══ Listing

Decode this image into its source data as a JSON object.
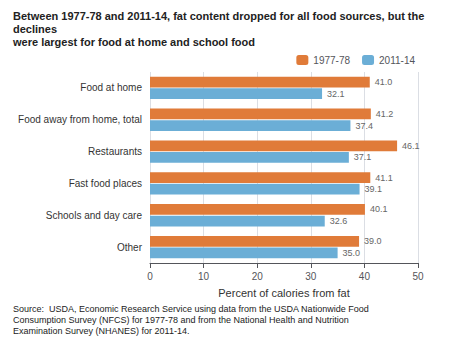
{
  "chart_data": {
    "type": "bar",
    "orientation": "horizontal",
    "title": "Between 1977-78 and 2011-14, fat content dropped for all food sources, but the declines\nwere largest for food at home and school food",
    "xlabel": "Percent of calories from fat",
    "annotations": [
      "Source:  USDA, Economic Research Service using data from the USDA Nationwide Food\nConsumption Survey (NFCS) for 1977-78 and from the National Health and Nutrition\nExamination Survey (NHANES) for 2011-14."
    ],
    "categories": [
      "Food at home",
      "Food away from home, total",
      "Restaurants",
      "Fast food places",
      "Schools and day care",
      "Other"
    ],
    "series": [
      {
        "name": "1977-78",
        "color": "#E07B39",
        "values": [
          41.0,
          41.2,
          46.1,
          41.1,
          40.1,
          39.0
        ],
        "value_labels": [
          "41.0",
          "41.2",
          "46.1",
          "41.1",
          "40.1",
          "39.0"
        ]
      },
      {
        "name": "2011-14",
        "color": "#6BAED6",
        "values": [
          32.1,
          37.4,
          37.1,
          39.1,
          32.6,
          35.0
        ],
        "value_labels": [
          "32.1",
          "37.4",
          "37.1",
          "39.1",
          "32.6",
          "35.0"
        ]
      }
    ],
    "xlim": [
      0,
      50
    ],
    "xticks": [
      0,
      10,
      20,
      30,
      40,
      50
    ],
    "grid": true,
    "legend": "upper right",
    "data_labels": true
  }
}
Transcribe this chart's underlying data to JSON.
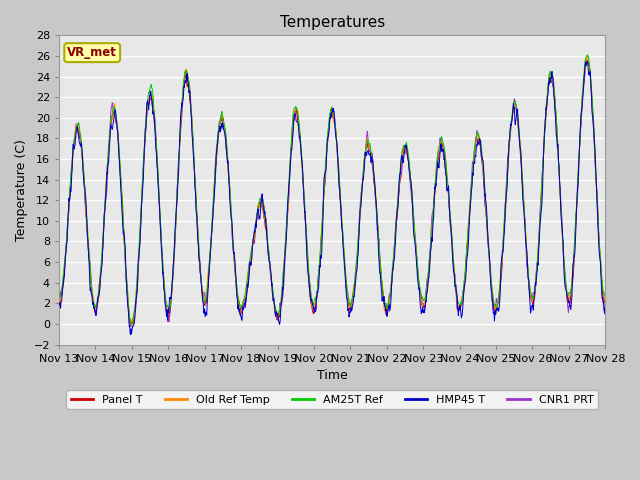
{
  "title": "Temperatures",
  "xlabel": "Time",
  "ylabel": "Temperature (C)",
  "ylim": [
    -2,
    28
  ],
  "annotation": "VR_met",
  "series_names": [
    "Panel T",
    "Old Ref Temp",
    "AM25T Ref",
    "HMP45 T",
    "CNR1 PRT"
  ],
  "series_colors": [
    "#cc0000",
    "#ff8800",
    "#00cc00",
    "#0000cc",
    "#9933cc"
  ],
  "xtick_labels": [
    "Nov 13",
    "Nov 14",
    "Nov 15",
    "Nov 16",
    "Nov 17",
    "Nov 18",
    "Nov 19",
    "Nov 20",
    "Nov 21",
    "Nov 22",
    "Nov 23",
    "Nov 24",
    "Nov 25",
    "Nov 26",
    "Nov 27",
    "Nov 28"
  ],
  "bg_color": "#e8e8e8",
  "fig_bg": "#c8c8c8"
}
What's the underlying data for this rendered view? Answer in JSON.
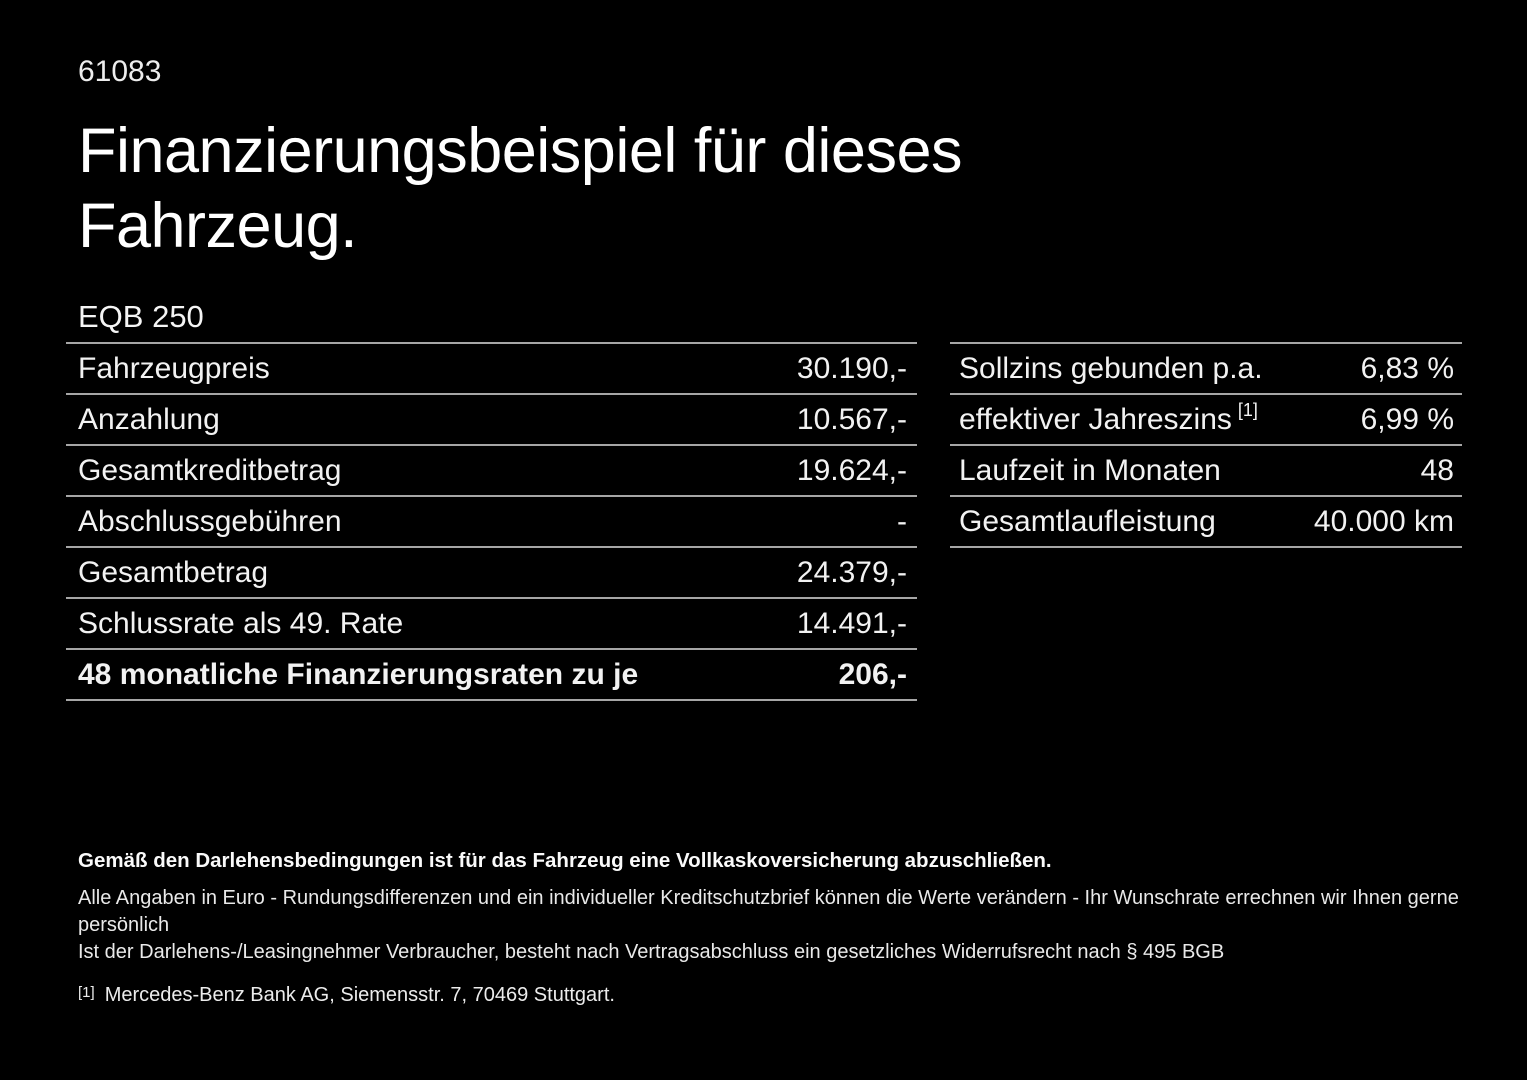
{
  "page": {
    "id_number": "61083",
    "title_line1": "Finanzierungsbeispiel für dieses",
    "title_line2": "Fahrzeug.",
    "model": "EQB 250"
  },
  "finance_table": {
    "rows": [
      {
        "label": "Fahrzeugpreis",
        "value": "30.190,-"
      },
      {
        "label": "Anzahlung",
        "value": "10.567,-"
      },
      {
        "label": "Gesamtkreditbetrag",
        "value": "19.624,-"
      },
      {
        "label": "Abschlussgebühren",
        "value": "-"
      },
      {
        "label": "Gesamtbetrag",
        "value": "24.379,-"
      },
      {
        "label": "Schlussrate als 49. Rate",
        "value": "14.491,-"
      },
      {
        "label": "48 monatliche Finanzierungsraten zu je",
        "value": "206,-"
      }
    ]
  },
  "conditions_table": {
    "rows": [
      {
        "label": "Sollzins gebunden p.a.",
        "sup": "",
        "value": "6,83 %"
      },
      {
        "label": "effektiver Jahreszins",
        "sup": "[1]",
        "value": "6,99 %"
      },
      {
        "label": "Laufzeit in Monaten",
        "sup": "",
        "value": "48"
      },
      {
        "label": "Gesamtlaufleistung",
        "sup": "",
        "value": "40.000 km"
      }
    ]
  },
  "notes": {
    "insurance_note": "Gemäß den Darlehensbedingungen ist für das Fahrzeug eine Vollkaskoversicherung abzuschließen.",
    "disclaimer_line1": "Alle Angaben in Euro - Rundungsdifferenzen und ein individueller Kreditschutzbrief können die Werte verändern - Ihr Wunschrate errechnen wir Ihnen gerne persönlich",
    "disclaimer_line2": "Ist der Darlehens-/Leasingnehmer Verbraucher, besteht nach Vertragsabschluss ein gesetzliches Widerrufsrecht nach § 495 BGB",
    "reference_marker": "[1]",
    "reference_text": "Mercedes-Benz Bank AG, Siemensstr. 7, 70469 Stuttgart."
  },
  "colors": {
    "background": "#000000",
    "text": "#f2f2f2",
    "divider": "#a6a6a6"
  }
}
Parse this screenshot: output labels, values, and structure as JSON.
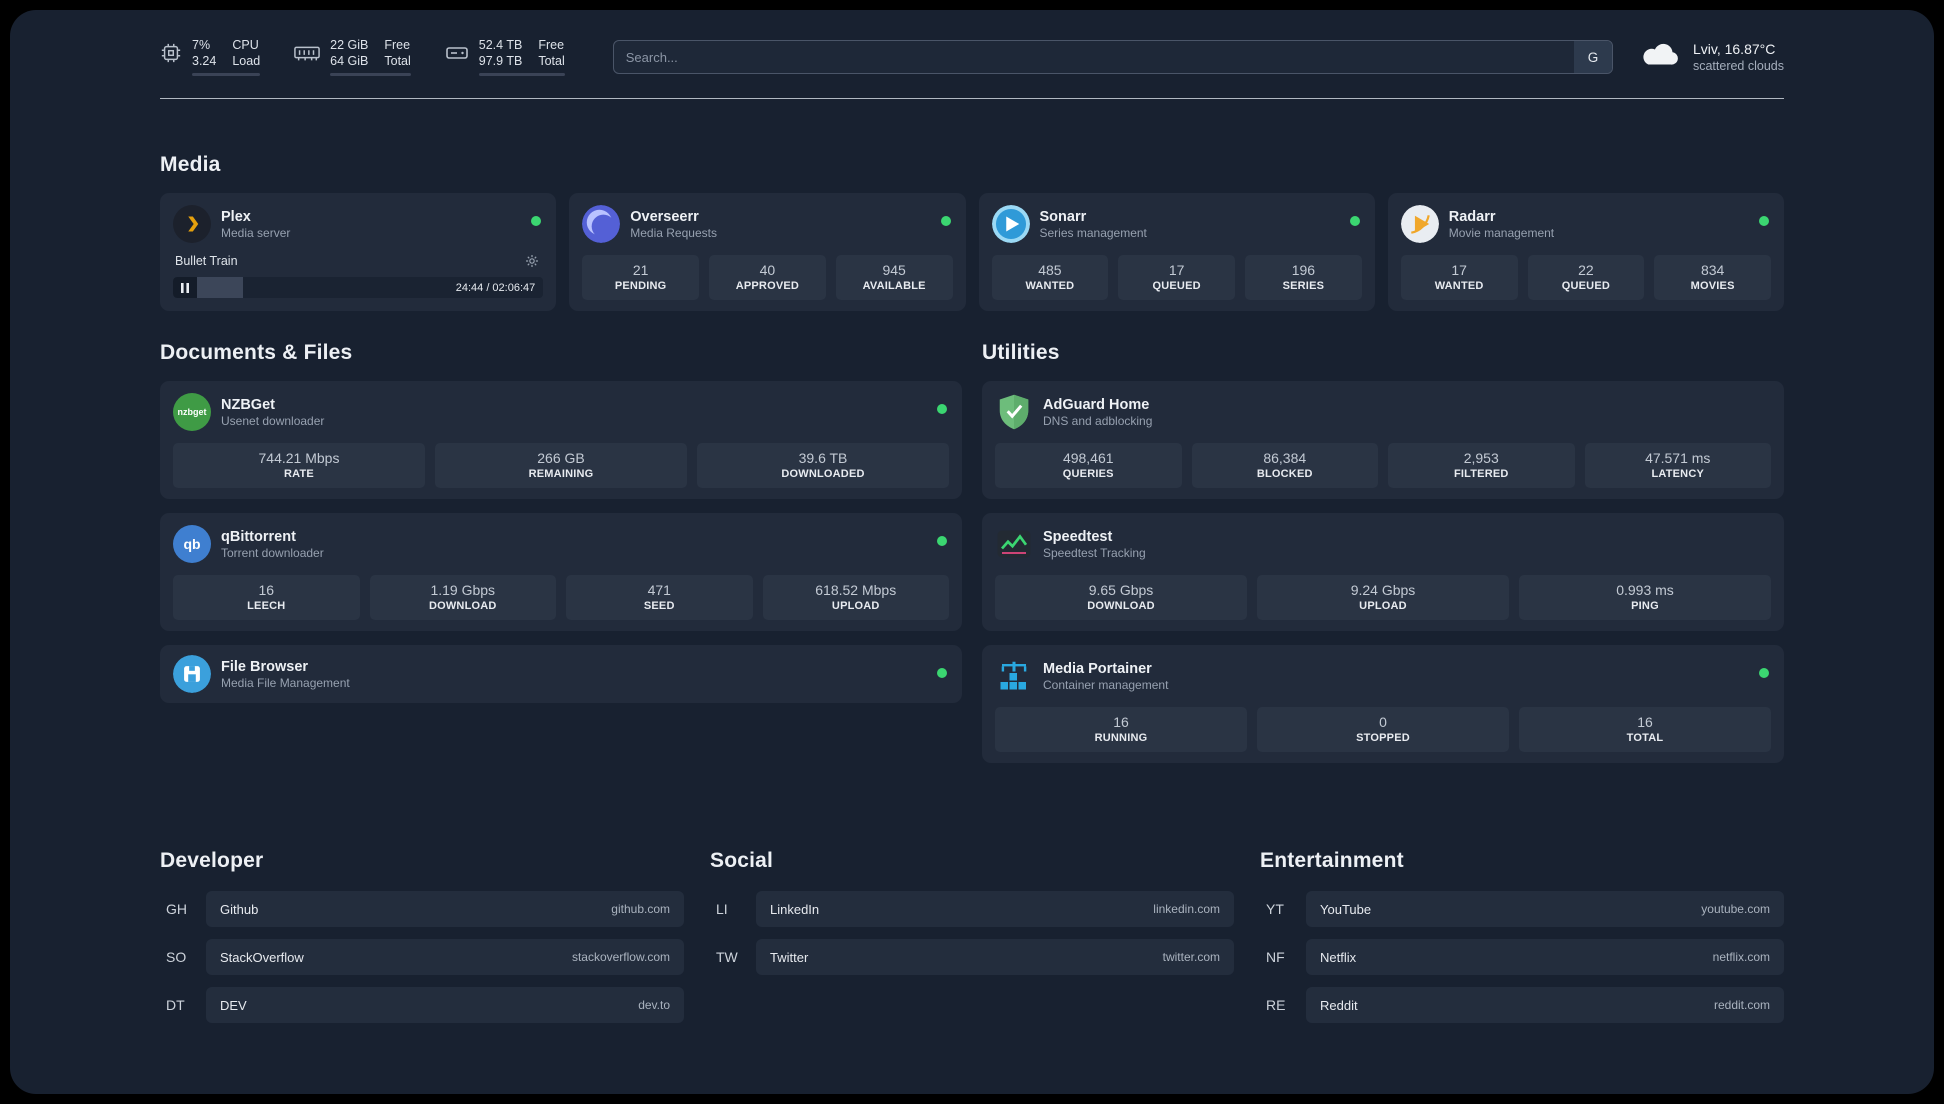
{
  "colors": {
    "status-online": "#3bd671"
  },
  "header": {
    "metrics": [
      {
        "icon": "cpu-icon",
        "values": [
          "7%",
          "3.24"
        ],
        "labels": [
          "CPU",
          "Load"
        ],
        "progress": 8
      },
      {
        "icon": "ram-icon",
        "values": [
          "22 GiB",
          "64 GiB"
        ],
        "labels": [
          "Free",
          "Total"
        ],
        "progress": 66
      },
      {
        "icon": "disk-icon",
        "values": [
          "52.4 TB",
          "97.9 TB"
        ],
        "labels": [
          "Free",
          "Total"
        ],
        "progress": 47
      }
    ],
    "search": {
      "placeholder": "Search...",
      "engine": "G"
    },
    "weather": {
      "location": "Lviv, 16.87°C",
      "condition": "scattered clouds"
    }
  },
  "media": {
    "title": "Media",
    "plex": {
      "name": "Plex",
      "desc": "Media server",
      "now_playing": "Bullet Train",
      "time": "24:44 / 02:06:47",
      "progress": 19
    },
    "overseerr": {
      "name": "Overseerr",
      "desc": "Media Requests",
      "stats": [
        {
          "value": "21",
          "label": "PENDING"
        },
        {
          "value": "40",
          "label": "APPROVED"
        },
        {
          "value": "945",
          "label": "AVAILABLE"
        }
      ]
    },
    "sonarr": {
      "name": "Sonarr",
      "desc": "Series management",
      "stats": [
        {
          "value": "485",
          "label": "WANTED"
        },
        {
          "value": "17",
          "label": "QUEUED"
        },
        {
          "value": "196",
          "label": "SERIES"
        }
      ]
    },
    "radarr": {
      "name": "Radarr",
      "desc": "Movie management",
      "stats": [
        {
          "value": "17",
          "label": "WANTED"
        },
        {
          "value": "22",
          "label": "QUEUED"
        },
        {
          "value": "834",
          "label": "MOVIES"
        }
      ]
    }
  },
  "documents": {
    "title": "Documents & Files",
    "nzbget": {
      "name": "NZBGet",
      "desc": "Usenet downloader",
      "icon_text": "nzbget",
      "stats": [
        {
          "value": "744.21 Mbps",
          "label": "RATE"
        },
        {
          "value": "266 GB",
          "label": "REMAINING"
        },
        {
          "value": "39.6 TB",
          "label": "DOWNLOADED"
        }
      ]
    },
    "qbittorrent": {
      "name": "qBittorrent",
      "desc": "Torrent downloader",
      "icon_text": "qb",
      "stats": [
        {
          "value": "16",
          "label": "LEECH"
        },
        {
          "value": "1.19 Gbps",
          "label": "DOWNLOAD"
        },
        {
          "value": "471",
          "label": "SEED"
        },
        {
          "value": "618.52 Mbps",
          "label": "UPLOAD"
        }
      ]
    },
    "filebrowser": {
      "name": "File Browser",
      "desc": "Media File Management"
    }
  },
  "utilities": {
    "title": "Utilities",
    "adguard": {
      "name": "AdGuard Home",
      "desc": "DNS and adblocking",
      "stats": [
        {
          "value": "498,461",
          "label": "QUERIES"
        },
        {
          "value": "86,384",
          "label": "BLOCKED"
        },
        {
          "value": "2,953",
          "label": "FILTERED"
        },
        {
          "value": "47.571 ms",
          "label": "LATENCY"
        }
      ]
    },
    "speedtest": {
      "name": "Speedtest",
      "desc": "Speedtest Tracking",
      "stats": [
        {
          "value": "9.65 Gbps",
          "label": "DOWNLOAD"
        },
        {
          "value": "9.24 Gbps",
          "label": "UPLOAD"
        },
        {
          "value": "0.993 ms",
          "label": "PING"
        }
      ]
    },
    "portainer": {
      "name": "Media Portainer",
      "desc": "Container management",
      "stats": [
        {
          "value": "16",
          "label": "RUNNING"
        },
        {
          "value": "0",
          "label": "STOPPED"
        },
        {
          "value": "16",
          "label": "TOTAL"
        }
      ]
    }
  },
  "bookmarks": [
    {
      "title": "Developer",
      "items": [
        {
          "abbr": "GH",
          "name": "Github",
          "url": "github.com"
        },
        {
          "abbr": "SO",
          "name": "StackOverflow",
          "url": "stackoverflow.com"
        },
        {
          "abbr": "DT",
          "name": "DEV",
          "url": "dev.to"
        }
      ]
    },
    {
      "title": "Social",
      "items": [
        {
          "abbr": "LI",
          "name": "LinkedIn",
          "url": "linkedin.com"
        },
        {
          "abbr": "TW",
          "name": "Twitter",
          "url": "twitter.com"
        }
      ]
    },
    {
      "title": "Entertainment",
      "items": [
        {
          "abbr": "YT",
          "name": "YouTube",
          "url": "youtube.com"
        },
        {
          "abbr": "NF",
          "name": "Netflix",
          "url": "netflix.com"
        },
        {
          "abbr": "RE",
          "name": "Reddit",
          "url": "reddit.com"
        }
      ]
    }
  ]
}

════

▸ Description of the task
Say how many lines in the records above hold "this", and give no other text.

▸ Result
4